> **Objective**:
Using the data below, copy every line that contains the word "长江日报讯".

** Begin Provided information **

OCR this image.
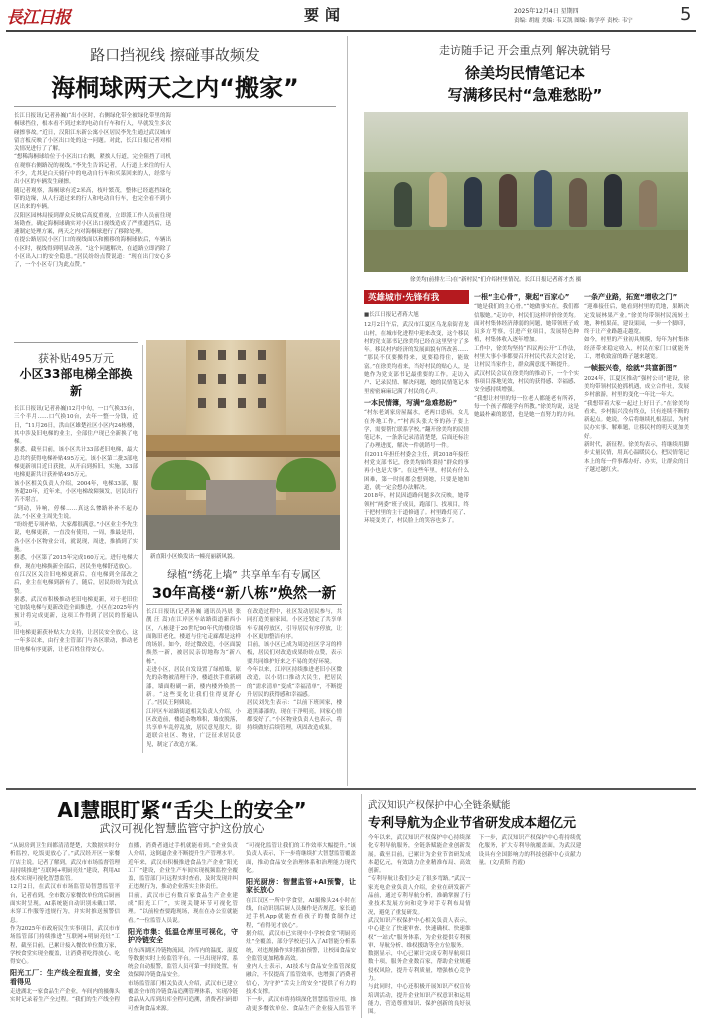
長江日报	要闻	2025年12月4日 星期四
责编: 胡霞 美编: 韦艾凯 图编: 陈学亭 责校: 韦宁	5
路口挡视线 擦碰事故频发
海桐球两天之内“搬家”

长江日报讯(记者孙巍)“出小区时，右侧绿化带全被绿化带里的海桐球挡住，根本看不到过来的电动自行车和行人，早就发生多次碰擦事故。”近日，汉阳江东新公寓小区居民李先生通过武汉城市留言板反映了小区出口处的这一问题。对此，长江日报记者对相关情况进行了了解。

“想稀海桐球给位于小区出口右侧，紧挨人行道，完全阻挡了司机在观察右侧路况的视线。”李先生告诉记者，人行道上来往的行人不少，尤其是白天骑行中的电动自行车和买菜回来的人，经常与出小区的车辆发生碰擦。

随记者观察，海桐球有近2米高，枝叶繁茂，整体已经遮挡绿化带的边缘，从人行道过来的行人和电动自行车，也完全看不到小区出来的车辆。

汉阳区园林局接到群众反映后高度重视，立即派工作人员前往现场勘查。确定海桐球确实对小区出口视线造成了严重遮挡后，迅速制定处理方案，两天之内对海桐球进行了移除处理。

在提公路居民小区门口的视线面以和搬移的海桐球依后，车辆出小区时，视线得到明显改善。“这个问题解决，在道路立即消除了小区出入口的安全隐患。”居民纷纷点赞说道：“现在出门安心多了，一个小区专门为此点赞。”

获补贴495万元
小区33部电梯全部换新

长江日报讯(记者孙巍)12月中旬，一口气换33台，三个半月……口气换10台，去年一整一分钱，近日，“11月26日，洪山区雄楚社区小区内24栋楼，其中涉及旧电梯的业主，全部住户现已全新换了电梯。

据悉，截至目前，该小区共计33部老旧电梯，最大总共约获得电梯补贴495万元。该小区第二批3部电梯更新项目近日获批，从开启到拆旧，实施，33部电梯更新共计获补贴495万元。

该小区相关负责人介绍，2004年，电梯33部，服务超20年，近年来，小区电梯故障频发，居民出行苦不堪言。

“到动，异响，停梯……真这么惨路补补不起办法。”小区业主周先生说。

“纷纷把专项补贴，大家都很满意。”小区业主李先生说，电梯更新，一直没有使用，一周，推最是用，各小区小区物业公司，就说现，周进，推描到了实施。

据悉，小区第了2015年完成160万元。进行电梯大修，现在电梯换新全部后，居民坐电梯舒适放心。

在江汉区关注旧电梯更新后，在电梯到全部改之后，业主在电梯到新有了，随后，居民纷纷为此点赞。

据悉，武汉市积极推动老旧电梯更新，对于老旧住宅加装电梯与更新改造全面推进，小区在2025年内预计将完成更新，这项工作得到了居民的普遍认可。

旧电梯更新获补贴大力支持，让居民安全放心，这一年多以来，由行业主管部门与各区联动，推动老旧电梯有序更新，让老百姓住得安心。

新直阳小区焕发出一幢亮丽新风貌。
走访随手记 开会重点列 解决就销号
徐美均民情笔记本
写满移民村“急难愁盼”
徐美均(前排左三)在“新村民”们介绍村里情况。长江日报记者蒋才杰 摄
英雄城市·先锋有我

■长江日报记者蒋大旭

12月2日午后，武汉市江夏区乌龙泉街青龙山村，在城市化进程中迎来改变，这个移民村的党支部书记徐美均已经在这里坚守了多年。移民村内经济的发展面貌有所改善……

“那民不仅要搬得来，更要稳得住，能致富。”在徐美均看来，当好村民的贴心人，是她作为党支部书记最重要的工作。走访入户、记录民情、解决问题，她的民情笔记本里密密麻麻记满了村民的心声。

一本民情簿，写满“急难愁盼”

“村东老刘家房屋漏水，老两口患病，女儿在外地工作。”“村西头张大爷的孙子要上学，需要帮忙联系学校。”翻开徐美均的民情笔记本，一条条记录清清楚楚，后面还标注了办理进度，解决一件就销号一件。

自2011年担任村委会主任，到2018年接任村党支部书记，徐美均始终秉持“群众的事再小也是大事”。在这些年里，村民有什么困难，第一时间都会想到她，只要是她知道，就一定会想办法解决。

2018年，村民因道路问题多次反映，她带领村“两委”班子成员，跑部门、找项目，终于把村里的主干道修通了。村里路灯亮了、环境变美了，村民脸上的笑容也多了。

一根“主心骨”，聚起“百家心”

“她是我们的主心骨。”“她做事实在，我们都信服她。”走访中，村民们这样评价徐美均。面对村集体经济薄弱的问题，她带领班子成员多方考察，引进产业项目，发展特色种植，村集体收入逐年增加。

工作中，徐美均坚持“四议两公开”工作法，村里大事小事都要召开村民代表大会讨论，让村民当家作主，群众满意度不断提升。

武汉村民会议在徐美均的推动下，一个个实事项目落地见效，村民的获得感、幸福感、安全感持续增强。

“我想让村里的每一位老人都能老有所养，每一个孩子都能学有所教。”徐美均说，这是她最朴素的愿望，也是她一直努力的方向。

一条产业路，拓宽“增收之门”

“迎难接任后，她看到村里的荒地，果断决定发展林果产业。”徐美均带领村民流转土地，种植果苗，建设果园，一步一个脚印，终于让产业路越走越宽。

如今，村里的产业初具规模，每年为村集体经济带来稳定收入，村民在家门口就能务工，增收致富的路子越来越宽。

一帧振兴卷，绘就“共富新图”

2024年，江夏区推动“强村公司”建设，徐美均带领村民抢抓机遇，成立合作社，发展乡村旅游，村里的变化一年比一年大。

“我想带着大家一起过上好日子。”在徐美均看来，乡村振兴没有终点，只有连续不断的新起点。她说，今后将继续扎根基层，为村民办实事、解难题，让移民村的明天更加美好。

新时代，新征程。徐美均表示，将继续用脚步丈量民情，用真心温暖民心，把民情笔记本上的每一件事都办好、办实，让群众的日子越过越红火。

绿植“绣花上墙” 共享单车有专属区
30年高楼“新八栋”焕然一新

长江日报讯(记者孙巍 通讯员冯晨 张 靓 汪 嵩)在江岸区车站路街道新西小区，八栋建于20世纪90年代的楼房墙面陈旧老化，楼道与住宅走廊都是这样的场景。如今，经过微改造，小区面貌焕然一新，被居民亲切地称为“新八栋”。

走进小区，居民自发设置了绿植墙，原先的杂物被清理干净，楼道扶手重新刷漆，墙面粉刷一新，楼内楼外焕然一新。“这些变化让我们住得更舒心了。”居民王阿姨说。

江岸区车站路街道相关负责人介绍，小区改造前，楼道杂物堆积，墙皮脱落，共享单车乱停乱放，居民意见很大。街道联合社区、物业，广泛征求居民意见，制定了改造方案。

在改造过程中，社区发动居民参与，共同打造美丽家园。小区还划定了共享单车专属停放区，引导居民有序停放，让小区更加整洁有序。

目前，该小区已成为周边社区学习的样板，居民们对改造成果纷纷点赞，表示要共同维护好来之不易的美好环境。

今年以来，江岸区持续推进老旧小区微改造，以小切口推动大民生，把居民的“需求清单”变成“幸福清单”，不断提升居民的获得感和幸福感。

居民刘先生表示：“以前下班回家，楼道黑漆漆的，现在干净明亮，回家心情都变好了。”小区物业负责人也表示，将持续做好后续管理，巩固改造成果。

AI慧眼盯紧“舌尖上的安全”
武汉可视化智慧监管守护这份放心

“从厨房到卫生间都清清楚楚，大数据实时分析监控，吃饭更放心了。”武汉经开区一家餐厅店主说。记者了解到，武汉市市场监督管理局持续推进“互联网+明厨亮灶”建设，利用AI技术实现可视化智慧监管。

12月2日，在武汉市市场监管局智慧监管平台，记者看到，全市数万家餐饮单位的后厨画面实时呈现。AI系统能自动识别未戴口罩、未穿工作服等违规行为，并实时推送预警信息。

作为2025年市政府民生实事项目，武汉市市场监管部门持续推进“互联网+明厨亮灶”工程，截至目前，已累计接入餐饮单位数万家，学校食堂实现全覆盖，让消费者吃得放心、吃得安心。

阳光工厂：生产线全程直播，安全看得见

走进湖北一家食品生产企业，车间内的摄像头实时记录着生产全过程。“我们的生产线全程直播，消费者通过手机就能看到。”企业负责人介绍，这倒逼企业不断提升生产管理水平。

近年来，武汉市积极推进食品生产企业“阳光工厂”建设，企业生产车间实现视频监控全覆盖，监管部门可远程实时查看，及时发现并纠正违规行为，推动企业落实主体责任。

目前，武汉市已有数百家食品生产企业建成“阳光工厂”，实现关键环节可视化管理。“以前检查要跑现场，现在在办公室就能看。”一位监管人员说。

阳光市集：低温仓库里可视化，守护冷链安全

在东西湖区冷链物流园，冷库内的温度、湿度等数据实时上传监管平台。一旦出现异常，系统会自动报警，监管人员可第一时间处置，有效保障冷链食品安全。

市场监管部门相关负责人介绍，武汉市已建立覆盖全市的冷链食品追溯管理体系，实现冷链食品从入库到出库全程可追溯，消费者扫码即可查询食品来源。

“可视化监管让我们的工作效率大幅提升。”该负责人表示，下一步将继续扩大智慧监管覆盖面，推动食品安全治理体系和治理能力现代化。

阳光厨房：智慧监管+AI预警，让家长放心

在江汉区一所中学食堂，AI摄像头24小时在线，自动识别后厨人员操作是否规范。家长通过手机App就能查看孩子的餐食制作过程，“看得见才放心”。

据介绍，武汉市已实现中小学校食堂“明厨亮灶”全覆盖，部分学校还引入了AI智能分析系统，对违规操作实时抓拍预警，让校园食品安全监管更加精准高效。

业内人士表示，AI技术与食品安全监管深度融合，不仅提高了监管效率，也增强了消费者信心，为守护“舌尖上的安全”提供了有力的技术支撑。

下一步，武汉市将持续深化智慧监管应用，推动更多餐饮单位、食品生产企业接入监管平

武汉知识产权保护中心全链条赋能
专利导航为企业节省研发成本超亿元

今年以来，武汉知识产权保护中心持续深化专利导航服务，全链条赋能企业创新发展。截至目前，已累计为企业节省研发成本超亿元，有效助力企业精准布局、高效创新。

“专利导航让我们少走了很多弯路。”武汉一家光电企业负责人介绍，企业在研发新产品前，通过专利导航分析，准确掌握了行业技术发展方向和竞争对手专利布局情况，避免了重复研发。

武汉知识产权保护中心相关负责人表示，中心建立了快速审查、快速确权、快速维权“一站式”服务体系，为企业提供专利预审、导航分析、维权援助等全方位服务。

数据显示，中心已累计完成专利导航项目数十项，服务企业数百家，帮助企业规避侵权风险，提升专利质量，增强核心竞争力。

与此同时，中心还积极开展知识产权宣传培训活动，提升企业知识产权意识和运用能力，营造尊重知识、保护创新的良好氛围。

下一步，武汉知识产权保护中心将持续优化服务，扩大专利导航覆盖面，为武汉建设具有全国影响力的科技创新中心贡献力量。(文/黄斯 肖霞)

** End Provided information **
** Begin Provided information **

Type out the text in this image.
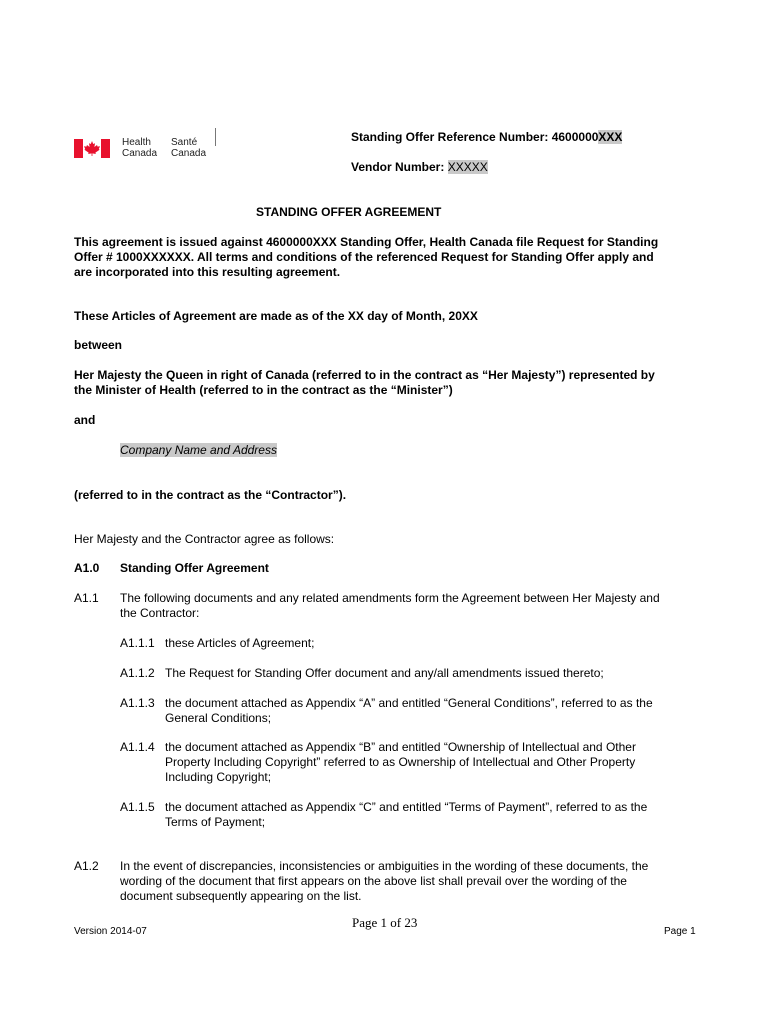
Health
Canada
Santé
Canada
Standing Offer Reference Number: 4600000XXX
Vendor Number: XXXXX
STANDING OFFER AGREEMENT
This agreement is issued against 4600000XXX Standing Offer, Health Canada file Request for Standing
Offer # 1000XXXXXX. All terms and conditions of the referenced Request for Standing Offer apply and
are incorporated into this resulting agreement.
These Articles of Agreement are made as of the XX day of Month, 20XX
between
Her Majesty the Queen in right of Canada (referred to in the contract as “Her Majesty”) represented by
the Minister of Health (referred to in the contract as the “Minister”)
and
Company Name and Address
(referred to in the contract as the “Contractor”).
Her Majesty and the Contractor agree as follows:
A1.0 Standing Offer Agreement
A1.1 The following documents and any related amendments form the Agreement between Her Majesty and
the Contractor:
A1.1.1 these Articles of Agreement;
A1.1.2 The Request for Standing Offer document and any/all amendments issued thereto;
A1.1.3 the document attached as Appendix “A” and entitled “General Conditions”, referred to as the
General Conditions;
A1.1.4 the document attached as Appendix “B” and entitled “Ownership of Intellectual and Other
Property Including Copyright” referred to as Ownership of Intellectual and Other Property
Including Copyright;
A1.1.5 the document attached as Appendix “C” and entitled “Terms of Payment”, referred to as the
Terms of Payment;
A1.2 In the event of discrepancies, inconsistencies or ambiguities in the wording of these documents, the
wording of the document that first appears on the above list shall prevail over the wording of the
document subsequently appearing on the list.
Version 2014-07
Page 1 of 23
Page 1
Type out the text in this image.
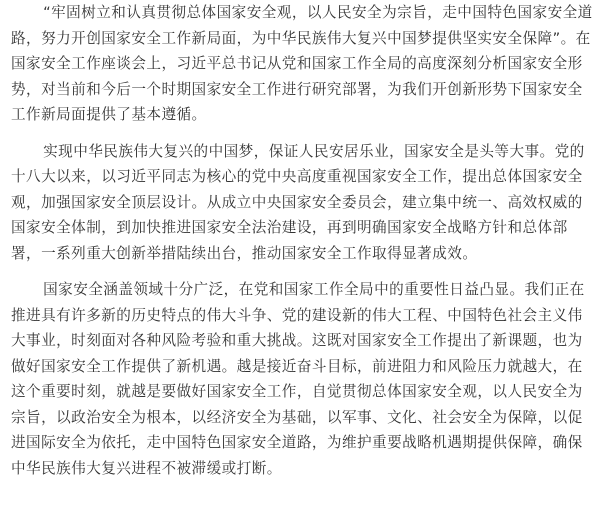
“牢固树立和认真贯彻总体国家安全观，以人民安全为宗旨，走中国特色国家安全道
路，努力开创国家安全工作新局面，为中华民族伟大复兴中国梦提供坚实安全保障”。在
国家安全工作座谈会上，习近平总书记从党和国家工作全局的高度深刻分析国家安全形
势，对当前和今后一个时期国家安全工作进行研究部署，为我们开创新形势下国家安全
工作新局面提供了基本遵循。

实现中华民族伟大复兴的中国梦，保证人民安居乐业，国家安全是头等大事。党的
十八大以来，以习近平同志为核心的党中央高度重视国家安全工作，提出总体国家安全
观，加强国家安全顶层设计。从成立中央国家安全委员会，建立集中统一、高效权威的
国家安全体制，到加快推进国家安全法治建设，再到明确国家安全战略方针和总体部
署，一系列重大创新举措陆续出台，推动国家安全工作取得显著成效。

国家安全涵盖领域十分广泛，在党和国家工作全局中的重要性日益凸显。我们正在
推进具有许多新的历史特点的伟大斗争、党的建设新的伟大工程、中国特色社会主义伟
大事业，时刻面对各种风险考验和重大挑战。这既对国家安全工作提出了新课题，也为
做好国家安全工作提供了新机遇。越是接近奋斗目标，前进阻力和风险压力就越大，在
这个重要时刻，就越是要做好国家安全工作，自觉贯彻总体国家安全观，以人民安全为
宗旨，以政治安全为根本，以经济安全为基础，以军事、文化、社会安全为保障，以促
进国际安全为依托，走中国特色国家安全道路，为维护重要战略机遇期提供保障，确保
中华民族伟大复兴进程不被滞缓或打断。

** End Provided information **

> **Exercise answer**:
长江日报讯(记者孙巍)“出小区时，右侧绿化带全被绿化带里的海桐球挡住，根本看不到过来的电动自行车和行人，早就发生多次碰擦事故。”近日，汉阳江东新公寓小区居民李先生通过武汉城市留言板反映了小区出口处的这一问题。对此，长江日报记者对相关情况进行了了解。
长江日报讯(记者孙巍)12月中旬，一口气换33台，三个半月……口气换10台，去年一整一分钱，近日，“11月26日，洪山区雄楚社区小区内24栋楼，其中涉及旧电梯的业主，全部住户现已全新换了电梯。
长江日报讯(记者孙巍 通讯员冯晨 张 靓 汪 嵩)在江岸区车站路街道新西小区，八栋建于20世纪90年代的楼房墙面陈旧老化，楼道与住宅走廊都是这样的场景。如今，经过微改造，小区面貌焕然一新，被居民亲切地称为“新八栋”。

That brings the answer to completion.